# SHORT EXERCISE
Reply with only the number of lines that contain the string "drive".

# INPUT DATA

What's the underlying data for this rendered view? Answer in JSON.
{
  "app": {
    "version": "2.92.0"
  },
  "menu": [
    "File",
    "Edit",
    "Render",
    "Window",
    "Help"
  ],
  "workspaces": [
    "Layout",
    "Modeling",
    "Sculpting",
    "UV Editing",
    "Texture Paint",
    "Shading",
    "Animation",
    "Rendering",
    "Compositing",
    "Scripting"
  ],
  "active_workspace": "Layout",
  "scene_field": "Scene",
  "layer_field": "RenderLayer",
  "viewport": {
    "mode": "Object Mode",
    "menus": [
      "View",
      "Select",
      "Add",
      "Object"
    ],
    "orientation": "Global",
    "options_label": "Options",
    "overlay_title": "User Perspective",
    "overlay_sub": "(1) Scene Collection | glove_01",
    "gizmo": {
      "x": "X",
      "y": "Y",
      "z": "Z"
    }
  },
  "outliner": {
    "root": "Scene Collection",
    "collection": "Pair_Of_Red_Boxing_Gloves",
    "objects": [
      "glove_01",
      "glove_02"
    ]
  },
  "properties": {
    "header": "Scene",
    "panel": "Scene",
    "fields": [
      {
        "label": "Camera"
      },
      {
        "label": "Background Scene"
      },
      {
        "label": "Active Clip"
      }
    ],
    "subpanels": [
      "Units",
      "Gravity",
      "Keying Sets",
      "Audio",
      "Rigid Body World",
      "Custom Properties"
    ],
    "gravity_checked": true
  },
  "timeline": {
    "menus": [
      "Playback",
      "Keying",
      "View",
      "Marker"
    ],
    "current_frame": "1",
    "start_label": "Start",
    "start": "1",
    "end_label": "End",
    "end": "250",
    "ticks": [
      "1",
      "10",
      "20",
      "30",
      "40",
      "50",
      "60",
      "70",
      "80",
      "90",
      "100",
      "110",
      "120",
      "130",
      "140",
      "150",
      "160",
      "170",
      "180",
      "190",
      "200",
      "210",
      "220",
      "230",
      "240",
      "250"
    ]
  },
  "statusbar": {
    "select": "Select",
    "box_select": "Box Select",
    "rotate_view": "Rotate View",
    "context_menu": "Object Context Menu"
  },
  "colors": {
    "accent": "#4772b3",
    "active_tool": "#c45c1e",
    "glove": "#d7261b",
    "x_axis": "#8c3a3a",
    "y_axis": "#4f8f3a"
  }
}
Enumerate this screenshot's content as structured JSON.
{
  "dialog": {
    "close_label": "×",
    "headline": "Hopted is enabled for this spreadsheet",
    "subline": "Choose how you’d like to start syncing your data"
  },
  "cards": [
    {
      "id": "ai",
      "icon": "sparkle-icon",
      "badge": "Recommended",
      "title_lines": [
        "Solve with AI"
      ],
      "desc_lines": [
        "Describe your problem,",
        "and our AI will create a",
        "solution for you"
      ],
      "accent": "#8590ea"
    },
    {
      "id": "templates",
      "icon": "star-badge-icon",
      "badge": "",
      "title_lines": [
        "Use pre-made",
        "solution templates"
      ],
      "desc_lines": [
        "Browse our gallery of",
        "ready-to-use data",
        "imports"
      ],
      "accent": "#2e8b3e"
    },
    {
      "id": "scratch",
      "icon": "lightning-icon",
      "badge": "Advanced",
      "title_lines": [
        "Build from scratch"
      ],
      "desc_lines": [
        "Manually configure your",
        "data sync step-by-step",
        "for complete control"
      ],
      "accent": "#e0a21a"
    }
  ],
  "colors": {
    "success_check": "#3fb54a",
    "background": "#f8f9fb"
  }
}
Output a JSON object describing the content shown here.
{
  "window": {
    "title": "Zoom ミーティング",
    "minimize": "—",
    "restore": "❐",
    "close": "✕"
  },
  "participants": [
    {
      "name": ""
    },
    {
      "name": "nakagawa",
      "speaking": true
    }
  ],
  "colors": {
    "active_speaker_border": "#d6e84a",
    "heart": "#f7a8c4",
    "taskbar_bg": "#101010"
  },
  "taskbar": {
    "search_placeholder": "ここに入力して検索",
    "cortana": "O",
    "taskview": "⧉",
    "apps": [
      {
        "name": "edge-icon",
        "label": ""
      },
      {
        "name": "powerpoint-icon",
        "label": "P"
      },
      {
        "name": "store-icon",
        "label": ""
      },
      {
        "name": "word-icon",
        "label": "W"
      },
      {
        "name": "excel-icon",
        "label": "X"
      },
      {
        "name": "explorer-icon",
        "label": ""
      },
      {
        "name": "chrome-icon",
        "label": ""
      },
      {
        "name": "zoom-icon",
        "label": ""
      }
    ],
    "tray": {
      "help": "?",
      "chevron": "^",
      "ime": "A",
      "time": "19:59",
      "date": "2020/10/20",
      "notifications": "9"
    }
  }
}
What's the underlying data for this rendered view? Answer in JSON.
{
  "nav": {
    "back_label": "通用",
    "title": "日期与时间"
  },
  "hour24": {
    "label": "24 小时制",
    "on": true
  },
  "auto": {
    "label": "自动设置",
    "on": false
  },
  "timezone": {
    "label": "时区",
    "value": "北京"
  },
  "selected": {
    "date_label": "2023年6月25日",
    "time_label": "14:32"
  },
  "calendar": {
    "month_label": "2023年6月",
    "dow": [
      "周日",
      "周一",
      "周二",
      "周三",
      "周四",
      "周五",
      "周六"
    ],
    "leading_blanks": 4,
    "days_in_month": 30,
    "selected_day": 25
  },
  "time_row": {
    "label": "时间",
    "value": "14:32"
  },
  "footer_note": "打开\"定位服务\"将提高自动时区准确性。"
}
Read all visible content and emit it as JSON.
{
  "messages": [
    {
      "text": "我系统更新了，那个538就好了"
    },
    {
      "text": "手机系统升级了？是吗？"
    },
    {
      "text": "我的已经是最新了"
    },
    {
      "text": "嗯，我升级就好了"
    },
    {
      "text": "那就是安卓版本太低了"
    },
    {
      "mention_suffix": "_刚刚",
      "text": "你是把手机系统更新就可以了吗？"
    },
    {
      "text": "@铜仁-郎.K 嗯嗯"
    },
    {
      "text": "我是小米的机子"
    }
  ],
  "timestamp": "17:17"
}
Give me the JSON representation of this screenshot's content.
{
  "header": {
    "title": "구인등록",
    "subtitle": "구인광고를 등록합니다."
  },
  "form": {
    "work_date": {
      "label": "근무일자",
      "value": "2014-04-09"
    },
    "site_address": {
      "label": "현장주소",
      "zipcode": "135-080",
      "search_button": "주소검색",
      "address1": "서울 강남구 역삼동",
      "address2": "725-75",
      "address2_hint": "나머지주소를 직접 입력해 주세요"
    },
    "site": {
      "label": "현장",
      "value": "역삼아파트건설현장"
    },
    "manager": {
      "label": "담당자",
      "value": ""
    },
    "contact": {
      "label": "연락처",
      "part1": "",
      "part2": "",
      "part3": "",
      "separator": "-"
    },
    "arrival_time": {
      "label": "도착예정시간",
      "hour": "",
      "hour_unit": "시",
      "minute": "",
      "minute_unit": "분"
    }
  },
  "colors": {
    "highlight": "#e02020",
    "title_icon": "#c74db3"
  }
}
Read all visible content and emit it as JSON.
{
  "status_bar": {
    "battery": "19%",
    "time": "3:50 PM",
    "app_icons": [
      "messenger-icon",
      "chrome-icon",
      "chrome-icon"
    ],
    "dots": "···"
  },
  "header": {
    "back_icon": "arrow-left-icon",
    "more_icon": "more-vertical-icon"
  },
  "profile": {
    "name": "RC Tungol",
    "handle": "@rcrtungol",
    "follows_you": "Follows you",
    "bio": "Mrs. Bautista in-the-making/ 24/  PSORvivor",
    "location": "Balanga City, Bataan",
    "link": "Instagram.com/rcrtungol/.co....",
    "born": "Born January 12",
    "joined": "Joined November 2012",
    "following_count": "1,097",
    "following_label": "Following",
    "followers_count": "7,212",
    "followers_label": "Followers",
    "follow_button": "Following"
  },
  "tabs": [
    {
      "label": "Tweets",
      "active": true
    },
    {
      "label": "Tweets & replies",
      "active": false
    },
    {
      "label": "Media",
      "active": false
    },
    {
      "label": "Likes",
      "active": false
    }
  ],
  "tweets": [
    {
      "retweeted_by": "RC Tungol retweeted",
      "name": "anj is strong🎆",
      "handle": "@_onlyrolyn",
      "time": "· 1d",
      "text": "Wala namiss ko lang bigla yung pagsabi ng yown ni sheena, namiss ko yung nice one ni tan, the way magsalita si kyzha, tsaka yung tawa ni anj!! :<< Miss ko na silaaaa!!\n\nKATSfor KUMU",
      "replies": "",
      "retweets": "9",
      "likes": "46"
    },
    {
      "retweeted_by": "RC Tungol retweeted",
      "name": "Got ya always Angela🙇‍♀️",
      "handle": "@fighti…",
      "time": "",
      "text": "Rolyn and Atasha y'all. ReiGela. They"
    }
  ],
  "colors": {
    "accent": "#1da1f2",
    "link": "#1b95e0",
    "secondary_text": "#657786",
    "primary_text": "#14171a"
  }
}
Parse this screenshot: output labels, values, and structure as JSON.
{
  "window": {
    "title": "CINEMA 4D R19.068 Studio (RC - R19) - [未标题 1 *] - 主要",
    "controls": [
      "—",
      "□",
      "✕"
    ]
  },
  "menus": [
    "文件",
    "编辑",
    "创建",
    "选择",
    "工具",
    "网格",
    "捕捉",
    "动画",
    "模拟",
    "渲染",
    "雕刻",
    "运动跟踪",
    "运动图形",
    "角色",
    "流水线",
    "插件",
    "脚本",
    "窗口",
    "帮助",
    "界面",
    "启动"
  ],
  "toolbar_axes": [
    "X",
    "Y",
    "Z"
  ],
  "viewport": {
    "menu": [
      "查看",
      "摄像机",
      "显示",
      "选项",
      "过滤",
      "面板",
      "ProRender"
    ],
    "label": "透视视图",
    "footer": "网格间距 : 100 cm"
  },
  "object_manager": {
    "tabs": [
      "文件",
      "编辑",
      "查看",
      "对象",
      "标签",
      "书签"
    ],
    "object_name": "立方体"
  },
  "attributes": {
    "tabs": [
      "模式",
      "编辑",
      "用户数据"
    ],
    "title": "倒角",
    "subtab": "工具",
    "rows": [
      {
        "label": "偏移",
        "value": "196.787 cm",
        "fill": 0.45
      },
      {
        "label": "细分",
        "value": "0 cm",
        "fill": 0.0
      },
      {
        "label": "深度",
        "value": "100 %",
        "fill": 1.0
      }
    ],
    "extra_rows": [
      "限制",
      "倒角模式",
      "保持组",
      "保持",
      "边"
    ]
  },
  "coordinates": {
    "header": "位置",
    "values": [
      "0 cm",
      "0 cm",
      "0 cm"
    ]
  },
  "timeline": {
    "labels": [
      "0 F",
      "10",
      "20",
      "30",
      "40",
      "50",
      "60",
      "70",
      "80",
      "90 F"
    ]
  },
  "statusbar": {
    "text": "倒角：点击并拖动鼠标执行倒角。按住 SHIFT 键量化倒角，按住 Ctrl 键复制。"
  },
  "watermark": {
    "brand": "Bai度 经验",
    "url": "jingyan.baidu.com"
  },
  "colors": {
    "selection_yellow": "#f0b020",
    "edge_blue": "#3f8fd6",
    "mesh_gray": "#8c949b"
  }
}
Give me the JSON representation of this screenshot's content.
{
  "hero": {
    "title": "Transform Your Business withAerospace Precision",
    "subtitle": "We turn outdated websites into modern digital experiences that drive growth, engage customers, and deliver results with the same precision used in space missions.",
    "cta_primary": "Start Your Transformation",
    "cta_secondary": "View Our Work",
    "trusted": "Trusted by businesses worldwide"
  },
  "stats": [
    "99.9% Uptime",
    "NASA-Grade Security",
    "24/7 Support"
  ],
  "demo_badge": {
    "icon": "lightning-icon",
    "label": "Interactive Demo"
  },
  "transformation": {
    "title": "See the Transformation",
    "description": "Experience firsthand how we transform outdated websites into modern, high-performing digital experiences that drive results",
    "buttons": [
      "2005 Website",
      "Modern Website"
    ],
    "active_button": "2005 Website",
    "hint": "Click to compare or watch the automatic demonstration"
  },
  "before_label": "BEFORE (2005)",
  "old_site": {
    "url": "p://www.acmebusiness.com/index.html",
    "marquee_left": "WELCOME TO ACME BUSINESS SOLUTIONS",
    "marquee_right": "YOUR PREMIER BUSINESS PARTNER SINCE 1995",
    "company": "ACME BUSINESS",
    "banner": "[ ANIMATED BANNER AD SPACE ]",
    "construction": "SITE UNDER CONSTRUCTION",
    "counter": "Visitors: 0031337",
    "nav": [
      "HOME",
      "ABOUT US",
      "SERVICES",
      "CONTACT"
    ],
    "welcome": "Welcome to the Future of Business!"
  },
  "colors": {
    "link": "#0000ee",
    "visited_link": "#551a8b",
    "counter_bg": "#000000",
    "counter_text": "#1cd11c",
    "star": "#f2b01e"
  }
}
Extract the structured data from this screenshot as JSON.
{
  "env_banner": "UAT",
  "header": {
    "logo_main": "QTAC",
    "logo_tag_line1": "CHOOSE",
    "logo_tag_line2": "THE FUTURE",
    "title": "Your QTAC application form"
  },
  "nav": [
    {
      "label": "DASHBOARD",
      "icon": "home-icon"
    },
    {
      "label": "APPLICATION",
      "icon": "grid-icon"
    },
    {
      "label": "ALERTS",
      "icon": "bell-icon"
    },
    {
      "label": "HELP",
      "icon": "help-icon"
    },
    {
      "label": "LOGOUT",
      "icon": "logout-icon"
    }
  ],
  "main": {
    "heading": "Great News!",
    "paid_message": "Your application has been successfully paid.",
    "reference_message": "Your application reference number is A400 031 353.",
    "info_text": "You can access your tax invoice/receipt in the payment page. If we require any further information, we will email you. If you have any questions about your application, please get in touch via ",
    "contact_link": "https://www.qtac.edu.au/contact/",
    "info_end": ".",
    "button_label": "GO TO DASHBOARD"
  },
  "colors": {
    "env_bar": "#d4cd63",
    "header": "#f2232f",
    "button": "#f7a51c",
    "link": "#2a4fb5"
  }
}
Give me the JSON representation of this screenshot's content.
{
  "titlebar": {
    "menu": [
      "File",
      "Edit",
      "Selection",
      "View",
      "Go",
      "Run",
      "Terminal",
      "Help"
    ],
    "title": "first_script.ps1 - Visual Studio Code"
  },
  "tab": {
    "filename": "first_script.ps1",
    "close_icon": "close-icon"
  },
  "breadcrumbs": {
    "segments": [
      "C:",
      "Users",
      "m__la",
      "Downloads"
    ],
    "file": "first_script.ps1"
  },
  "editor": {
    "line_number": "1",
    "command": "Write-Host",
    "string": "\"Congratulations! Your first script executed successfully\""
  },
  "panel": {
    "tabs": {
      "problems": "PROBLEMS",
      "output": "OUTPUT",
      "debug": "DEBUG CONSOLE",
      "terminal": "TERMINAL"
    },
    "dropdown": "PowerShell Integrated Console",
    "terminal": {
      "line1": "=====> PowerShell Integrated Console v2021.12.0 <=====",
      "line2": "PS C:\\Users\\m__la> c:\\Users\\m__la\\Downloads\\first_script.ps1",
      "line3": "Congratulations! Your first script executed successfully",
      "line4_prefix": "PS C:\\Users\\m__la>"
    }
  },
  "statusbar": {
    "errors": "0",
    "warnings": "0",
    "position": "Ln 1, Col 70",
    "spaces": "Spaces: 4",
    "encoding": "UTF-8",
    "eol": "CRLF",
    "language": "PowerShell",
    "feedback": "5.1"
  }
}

# TASK OUTPUT
2